▸ **What the task asks**:
All lines holding the string "number" are to be shown.

▸ **Provided data**:

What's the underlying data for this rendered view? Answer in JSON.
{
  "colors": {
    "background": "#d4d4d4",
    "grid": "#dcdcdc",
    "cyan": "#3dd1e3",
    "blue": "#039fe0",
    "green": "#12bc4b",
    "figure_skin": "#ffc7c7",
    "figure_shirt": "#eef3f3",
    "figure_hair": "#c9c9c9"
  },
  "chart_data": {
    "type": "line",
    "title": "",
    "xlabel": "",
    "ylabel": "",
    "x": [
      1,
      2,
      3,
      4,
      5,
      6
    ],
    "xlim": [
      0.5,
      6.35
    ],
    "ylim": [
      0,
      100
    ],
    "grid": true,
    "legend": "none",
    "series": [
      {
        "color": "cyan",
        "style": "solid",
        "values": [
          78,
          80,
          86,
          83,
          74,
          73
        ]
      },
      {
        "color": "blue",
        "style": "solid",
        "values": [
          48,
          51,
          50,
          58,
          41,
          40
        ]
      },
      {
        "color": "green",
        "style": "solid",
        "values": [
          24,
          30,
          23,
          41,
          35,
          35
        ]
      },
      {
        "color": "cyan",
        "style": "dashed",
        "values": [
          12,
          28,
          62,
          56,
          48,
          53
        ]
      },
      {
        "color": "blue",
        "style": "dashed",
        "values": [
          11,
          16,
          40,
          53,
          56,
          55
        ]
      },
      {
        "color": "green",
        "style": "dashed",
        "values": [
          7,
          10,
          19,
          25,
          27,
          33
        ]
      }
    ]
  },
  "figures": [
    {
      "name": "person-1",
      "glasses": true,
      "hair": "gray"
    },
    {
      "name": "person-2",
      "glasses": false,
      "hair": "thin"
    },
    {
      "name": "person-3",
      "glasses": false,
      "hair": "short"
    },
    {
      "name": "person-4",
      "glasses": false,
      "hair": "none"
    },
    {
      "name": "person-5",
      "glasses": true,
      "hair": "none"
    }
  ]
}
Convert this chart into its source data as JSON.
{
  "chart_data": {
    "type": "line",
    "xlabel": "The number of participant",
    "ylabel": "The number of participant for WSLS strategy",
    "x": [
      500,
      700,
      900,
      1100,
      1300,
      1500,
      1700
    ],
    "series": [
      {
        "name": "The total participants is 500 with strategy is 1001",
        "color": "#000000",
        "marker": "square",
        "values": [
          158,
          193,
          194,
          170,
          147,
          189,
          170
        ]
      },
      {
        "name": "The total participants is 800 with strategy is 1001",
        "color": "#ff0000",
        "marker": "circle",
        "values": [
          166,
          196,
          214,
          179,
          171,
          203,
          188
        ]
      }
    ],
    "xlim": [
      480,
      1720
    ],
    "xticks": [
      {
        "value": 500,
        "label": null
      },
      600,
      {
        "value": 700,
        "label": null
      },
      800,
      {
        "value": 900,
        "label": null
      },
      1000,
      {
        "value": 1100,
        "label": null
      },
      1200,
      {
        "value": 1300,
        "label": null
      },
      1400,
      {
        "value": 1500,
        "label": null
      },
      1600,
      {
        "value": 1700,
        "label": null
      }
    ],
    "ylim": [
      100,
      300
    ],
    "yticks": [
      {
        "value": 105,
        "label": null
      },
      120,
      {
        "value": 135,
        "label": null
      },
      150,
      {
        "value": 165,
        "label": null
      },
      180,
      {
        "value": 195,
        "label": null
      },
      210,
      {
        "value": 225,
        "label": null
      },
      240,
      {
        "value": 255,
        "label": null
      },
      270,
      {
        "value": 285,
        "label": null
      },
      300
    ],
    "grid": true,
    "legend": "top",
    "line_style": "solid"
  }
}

▸ **Response to this task**:
    "xlabel": "The number of participant",
    "ylabel": "The number of participant for WSLS strategy",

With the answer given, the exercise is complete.